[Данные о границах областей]
###

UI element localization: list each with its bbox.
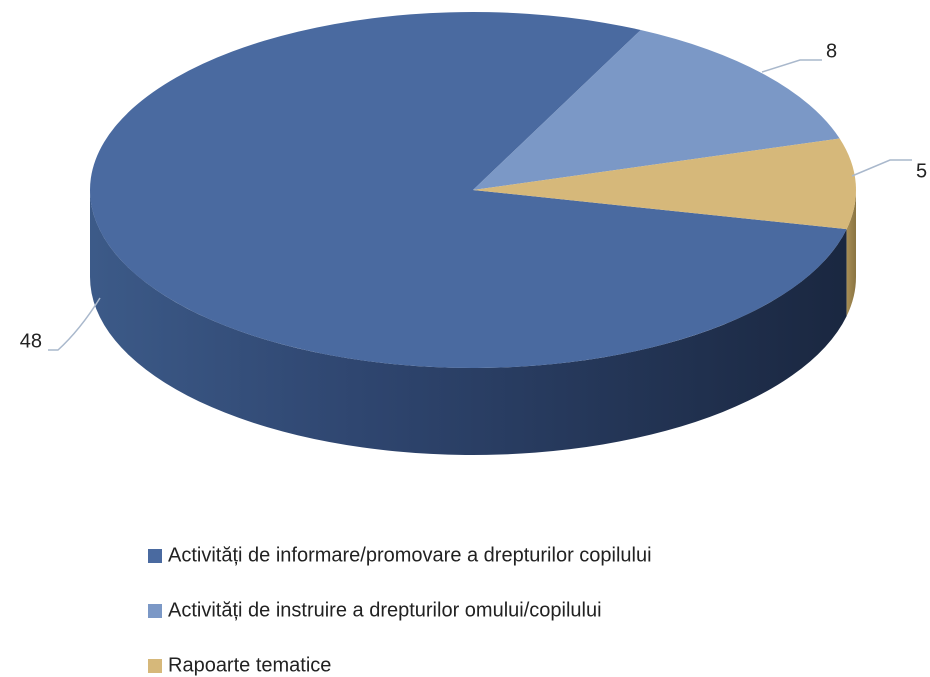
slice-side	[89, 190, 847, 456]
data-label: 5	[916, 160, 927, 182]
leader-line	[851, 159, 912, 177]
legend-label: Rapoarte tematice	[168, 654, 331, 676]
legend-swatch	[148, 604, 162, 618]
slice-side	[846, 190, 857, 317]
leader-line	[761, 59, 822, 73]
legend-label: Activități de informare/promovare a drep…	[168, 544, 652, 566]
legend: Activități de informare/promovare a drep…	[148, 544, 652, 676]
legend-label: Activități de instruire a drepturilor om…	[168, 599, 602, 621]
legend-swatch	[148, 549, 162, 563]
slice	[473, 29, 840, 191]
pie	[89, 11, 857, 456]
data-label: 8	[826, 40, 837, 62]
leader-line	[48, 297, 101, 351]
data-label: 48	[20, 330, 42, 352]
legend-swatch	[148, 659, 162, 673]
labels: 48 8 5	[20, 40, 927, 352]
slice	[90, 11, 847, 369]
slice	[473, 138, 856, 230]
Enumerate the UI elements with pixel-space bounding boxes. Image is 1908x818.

###

ФОРМУЛИРОВКА ЗАДАНИЯ >> Пожалуйста, оформите все приведённые выше данные в виде JSON-списка строк, где каждая строка данных становится отдельной строкой списка, а пустые строки пропускаются. Изображения в ответ не включайте.

ОЖИДАЕМЫЙ ОТВЕТ >>
[
  "UI element localization: list each with its bbox.",
  "slice-side\t[89, 190, 847, 456]",
  "data-label: 5\t[916, 160, 927, 182]",
  "leader-line\t[851, 159, 912, 177]",
  "legend-label: Rapoarte tematice\t[168, 654, 331, 676]",
  "legend-swatch\t[148, 604, 162, 618]",
  "slice-side\t[846, 190, 857, 317]",
  "leader-line\t[761, 59, 822, 73]",
  "legend-label: Activități de informare/promovare a drep…\t[168, 544, 652, 566]",
  "legend: Activități de informare/promovare a drep…\t[148, 544, 652, 676]",
  "legend-label: Activități de instruire a drepturilor om…\t[168, 599, 602, 621]",
  "legend-swatch\t[148, 549, 162, 563]",
  "slice\t[473, 29, 840, 191]",
  "pie\t[89, 11, 857, 456]",
  "data-label: 8\t[826, 40, 837, 62]",
  "leader-line\t[48, 297, 101, 351]",
  "data-label: 48\t[20, 330, 42, 352]",
  "legend-swatch\t[148, 659, 162, 673]",
  "labels: 48 8 5\t[20, 40, 927, 352]",
  "slice\t[90, 11, 847, 369]",
  "slice\t[473, 138, 856, 230]",
  "Enumerate the UI elements with pixel-space bounding boxes. Image is 1908x818."
]